» Questions
[1] Transcribe part of the text about famous presentations word for word, beginning at the words "2. Colin Powell" and stopping after "developing new weapons.".
[2] Continue the text about famous presentations from the point where it stops.

» Text block
Since its publication, Netflix’s Culture Deck has been viewed over 17 million times. Sheryl Sandberg has called it “the most important document ever to come out of the Valley.” Interestingly, the document’s URL (Netflix_Policiesfor_Expensing_EntertainmentGifts_Travel) suggests it may have stemmed from an attempt to establish the company’s T&E rules. The deck’s 5-word expense policy—“Act in Netflix’s best interest”—has become a legend in its own right. Not that we’d recommend that for everyone.

3. Steve Jobs’ iPhone Launch – 2007

It’s hard to imagine that only ten years ago, Steve Jobs elicited gasps from his Macworld audience when he took out an iPhone, pulled up the desktop, and slid his finger across the screen to open the phone. (See it at 16:00 above.) It was the Big Bang of the mobile phone era, taking place at a time when app icons needed shadowing to remind people that they should be pressed like buttons. Jobs earned a reputation for showmanship over a career full of legendary presentations, but none were more impactful than this, the most historic hardware launch of the past 20 years.

To be clear, Steve Jobs probably never used PowerPoint in public. Apple’s own presentation software, Keynote, was developed at Jobs’ request, to his specifications, for use in his keynote speeches. (Only after making it for him did Apple decide to release it to the public.) Still, that software was developed over a decade after PowerPoint had first established the baseline for presentation slideshows. Apple Keynote may be an improvement to some users, but it is undeniably a part of PowerPoint’s legacy.

2. Colin Powell at the UN – 2003

On February 5, 2003, US Secretary of State Colin Powell presented evidence to the UN Security Council that Saddam Hussein, the leader of Iraq, had not complied with UN Security Council Resolution 1441 to disarm his country’s weapons of mass destruction. In a presentation that ran over an hour, Powell attempted to prove that not only had Iraq failed to account for weapons it was believed to possess, but that US and foreign intelligence had observed it developing new weapons.

» Page segmentation data
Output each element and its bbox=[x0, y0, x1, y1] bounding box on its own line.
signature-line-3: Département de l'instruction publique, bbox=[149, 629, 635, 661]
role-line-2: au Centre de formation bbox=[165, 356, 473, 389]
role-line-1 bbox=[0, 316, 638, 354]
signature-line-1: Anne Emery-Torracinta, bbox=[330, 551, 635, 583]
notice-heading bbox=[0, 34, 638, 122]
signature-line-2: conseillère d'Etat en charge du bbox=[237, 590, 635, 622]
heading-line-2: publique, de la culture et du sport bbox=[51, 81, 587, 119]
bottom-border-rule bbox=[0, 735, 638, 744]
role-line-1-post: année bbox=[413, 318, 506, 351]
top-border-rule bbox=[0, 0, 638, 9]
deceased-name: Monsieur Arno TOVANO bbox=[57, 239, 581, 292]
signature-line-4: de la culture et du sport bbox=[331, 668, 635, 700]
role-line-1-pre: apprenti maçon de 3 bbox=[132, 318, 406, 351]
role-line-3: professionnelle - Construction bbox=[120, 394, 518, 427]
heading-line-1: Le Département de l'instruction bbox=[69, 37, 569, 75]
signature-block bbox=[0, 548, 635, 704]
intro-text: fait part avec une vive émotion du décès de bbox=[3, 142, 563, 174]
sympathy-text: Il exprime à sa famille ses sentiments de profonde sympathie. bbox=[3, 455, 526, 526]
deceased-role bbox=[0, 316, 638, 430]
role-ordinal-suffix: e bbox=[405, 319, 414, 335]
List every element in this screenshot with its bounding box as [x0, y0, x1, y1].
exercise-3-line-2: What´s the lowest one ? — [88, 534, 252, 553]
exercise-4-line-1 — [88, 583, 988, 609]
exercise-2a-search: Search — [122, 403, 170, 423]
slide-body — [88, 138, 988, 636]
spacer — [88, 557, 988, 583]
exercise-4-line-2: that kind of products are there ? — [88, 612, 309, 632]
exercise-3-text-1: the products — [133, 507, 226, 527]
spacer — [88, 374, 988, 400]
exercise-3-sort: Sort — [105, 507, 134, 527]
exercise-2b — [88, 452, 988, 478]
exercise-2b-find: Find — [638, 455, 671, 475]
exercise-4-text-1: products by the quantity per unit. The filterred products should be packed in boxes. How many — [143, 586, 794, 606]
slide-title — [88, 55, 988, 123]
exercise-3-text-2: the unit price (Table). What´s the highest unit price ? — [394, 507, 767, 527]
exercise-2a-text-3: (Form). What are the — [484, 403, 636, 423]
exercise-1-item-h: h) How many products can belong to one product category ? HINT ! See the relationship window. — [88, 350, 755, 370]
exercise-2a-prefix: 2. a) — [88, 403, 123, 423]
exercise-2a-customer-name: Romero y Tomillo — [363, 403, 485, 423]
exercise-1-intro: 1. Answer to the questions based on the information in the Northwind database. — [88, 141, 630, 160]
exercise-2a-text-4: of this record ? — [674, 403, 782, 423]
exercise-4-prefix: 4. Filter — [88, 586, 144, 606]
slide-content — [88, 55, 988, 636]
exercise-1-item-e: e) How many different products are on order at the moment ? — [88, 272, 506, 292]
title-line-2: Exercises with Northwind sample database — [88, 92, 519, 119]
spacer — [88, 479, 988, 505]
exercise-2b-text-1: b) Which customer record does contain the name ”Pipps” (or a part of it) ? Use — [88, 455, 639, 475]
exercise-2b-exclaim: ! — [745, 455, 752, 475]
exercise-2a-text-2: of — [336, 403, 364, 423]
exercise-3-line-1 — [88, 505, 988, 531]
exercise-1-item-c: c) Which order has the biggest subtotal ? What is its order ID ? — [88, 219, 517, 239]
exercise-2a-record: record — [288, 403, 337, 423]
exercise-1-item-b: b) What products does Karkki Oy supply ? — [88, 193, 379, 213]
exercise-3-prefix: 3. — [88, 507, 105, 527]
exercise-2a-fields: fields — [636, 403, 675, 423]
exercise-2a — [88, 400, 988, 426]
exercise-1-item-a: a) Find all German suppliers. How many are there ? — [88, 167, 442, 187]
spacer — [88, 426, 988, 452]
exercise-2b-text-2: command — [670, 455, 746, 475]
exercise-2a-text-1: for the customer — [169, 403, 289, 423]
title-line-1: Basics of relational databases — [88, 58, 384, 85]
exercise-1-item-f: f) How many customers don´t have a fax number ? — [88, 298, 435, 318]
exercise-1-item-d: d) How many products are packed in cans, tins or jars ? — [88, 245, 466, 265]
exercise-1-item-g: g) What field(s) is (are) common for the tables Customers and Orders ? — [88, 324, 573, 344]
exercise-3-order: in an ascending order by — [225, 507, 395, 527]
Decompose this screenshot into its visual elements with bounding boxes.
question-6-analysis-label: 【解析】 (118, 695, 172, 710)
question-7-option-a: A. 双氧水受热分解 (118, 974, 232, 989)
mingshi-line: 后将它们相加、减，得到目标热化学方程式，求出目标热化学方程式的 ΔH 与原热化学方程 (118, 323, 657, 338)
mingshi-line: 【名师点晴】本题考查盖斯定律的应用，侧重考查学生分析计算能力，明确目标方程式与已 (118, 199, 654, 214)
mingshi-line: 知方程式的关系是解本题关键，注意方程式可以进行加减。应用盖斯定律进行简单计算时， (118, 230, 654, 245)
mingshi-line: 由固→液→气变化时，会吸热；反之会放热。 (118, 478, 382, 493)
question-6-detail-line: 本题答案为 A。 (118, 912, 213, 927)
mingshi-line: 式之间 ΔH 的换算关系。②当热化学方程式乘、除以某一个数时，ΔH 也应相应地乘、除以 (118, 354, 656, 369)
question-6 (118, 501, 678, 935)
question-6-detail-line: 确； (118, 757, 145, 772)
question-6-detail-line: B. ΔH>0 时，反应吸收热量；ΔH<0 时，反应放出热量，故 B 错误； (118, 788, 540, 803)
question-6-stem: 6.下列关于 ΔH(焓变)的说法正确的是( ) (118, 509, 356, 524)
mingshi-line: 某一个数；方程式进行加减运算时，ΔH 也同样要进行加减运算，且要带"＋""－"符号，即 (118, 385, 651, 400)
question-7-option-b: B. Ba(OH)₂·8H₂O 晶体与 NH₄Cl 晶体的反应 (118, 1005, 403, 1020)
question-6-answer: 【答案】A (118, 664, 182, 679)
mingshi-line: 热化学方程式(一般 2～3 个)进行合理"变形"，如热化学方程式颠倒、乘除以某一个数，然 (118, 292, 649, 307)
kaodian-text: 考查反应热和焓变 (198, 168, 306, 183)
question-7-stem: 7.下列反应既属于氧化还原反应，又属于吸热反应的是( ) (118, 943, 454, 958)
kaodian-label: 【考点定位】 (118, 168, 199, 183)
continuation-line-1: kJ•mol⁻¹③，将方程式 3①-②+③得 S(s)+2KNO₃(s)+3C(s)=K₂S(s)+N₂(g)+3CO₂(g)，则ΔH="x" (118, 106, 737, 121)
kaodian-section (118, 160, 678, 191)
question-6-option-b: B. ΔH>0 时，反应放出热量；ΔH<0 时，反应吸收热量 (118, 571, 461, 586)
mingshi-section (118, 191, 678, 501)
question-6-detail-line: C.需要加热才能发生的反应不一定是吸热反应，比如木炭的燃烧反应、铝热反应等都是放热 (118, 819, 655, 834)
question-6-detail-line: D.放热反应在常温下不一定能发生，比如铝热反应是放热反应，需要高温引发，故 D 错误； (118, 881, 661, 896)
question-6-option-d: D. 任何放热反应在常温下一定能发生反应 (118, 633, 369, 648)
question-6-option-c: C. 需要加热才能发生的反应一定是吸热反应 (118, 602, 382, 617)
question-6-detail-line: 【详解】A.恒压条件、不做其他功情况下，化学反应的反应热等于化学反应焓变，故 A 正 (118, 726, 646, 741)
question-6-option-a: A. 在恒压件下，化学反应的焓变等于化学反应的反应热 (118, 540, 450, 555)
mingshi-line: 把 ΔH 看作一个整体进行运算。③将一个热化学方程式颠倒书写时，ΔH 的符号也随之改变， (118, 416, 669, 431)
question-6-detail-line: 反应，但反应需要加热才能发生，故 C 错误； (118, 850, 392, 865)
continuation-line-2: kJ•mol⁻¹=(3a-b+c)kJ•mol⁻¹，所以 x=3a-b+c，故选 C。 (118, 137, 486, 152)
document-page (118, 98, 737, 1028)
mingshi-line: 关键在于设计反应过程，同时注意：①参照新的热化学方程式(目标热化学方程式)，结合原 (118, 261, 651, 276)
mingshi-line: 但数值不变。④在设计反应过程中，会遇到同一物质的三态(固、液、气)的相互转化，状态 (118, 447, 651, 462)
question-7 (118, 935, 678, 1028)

» Expected outputs
[1]
2. Colin Powell at the UN – 2003

On February 5, 2003, US Secretary of State Colin Powell presented evidence to the UN Security Council that Saddam Hussein, the leader of Iraq, had not complied with UN Security Council Resolution 1441 to disarm his country’s weapons of mass destruction. In a presentation that ran over an hour, Powell attempted to prove that not only had Iraq failed to account for weapons it was believed to possess, but that US and foreign intelligence had observed it developing new weapons.

[2]
The speech largely reasserted arguments made by President George W. Bush in a recent State of the Union, but the evidence Powell showed the UN seemed new, authoritative, and ominous. With the help of a vial of faux anthrax (26:30 above) and a PowerPoint that displayed diagrams, satellite photos, and transcribed communications, Powell conveyed the intelligence community’s purported conclusion that Iraq posed a threat to the international community. The presentation didn’t convince the Security Council of the need for military action, but for its role in publicly hardening the case for the Iraq War, Powell’s speech—which he later disavowed—stands as one of the most infamous presentations ever delivered.

1. An Inconvenient Truth – 2006

Al Gore delivering his slideshow presentation

The only slideshow ever to win an Academy Award did more than just excite Hollywood. Davis Guggenheim’s 2006 documentary An Inconvenient Truth also marked the moment that “climate change” first penetrated the culture en masse. According to Google Trends, the term ‘global warming’ was searched more in the wake of the film’s release than any time before or after.

This famous presentation wasn’t just delivered in front of cameras, either. Gore toured the world with his ever-morphing Apple Keynote file, adding and subtracting and conforming his presentation to specific audiences. For endurance, for visibility, and for cultural impact on a topic of immense importance, Gore’s presentation stands as the most influential slideshow presentation ever delivered.